**Work task**. The expected output is every entry, copied exactly.

Entries from a page text dataset:
────────────────────

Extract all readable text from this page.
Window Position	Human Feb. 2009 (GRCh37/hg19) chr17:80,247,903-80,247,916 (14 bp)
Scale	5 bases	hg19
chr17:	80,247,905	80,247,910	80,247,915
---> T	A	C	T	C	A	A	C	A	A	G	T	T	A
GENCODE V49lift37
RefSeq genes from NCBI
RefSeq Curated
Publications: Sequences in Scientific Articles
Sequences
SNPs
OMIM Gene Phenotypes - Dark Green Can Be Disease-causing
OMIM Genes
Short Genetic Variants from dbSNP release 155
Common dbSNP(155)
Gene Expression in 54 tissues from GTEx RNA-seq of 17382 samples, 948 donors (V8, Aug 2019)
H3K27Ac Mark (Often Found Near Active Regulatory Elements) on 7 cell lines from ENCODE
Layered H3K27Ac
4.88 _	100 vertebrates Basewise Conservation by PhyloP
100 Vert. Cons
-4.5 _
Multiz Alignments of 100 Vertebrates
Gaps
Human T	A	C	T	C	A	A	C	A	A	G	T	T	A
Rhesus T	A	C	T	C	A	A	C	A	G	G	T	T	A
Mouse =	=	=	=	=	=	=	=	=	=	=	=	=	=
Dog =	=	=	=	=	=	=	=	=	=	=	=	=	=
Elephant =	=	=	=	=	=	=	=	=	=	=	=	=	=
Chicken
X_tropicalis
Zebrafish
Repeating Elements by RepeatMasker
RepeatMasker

────────────────────

**Expected answer**.
Extract all readable text from this page.
Window Position	Human Feb. 2009 (GRCh37/hg19) chr17:80,247,903-80,247,916 (14 bp)
Scale	5 bases	hg19
chr17:	80,247,905	80,247,910	80,247,915
---> T	A	C	T	C	A	A	C	A	A	G	T	T	A
GENCODE V49lift37
RefSeq genes from NCBI
RefSeq Curated
Publications: Sequences in Scientific Articles
Sequences
SNPs
OMIM Gene Phenotypes - Dark Green Can Be Disease-causing
OMIM Genes
Short Genetic Variants from dbSNP release 155
Common dbSNP(155)
Gene Expression in 54 tissues from GTEx RNA-seq of 17382 samples, 948 donors (V8, Aug 2019)
H3K27Ac Mark (Often Found Near Active Regulatory Elements) on 7 cell lines from ENCODE
Layered H3K27Ac
4.88 _	100 vertebrates Basewise Conservation by PhyloP
100 Vert. Cons
-4.5 _
Multiz Alignments of 100 Vertebrates
Gaps
Human T	A	C	T	C	A	A	C	A	A	G	T	T	A
Rhesus T	A	C	T	C	A	A	C	A	G	G	T	T	A
Mouse =	=	=	=	=	=	=	=	=	=	=	=	=	=
Dog =	=	=	=	=	=	=	=	=	=	=	=	=	=
Elephant =	=	=	=	=	=	=	=	=	=	=	=	=	=
Chicken
X_tropicalis
Zebrafish
Repeating Elements by RepeatMasker
RepeatMasker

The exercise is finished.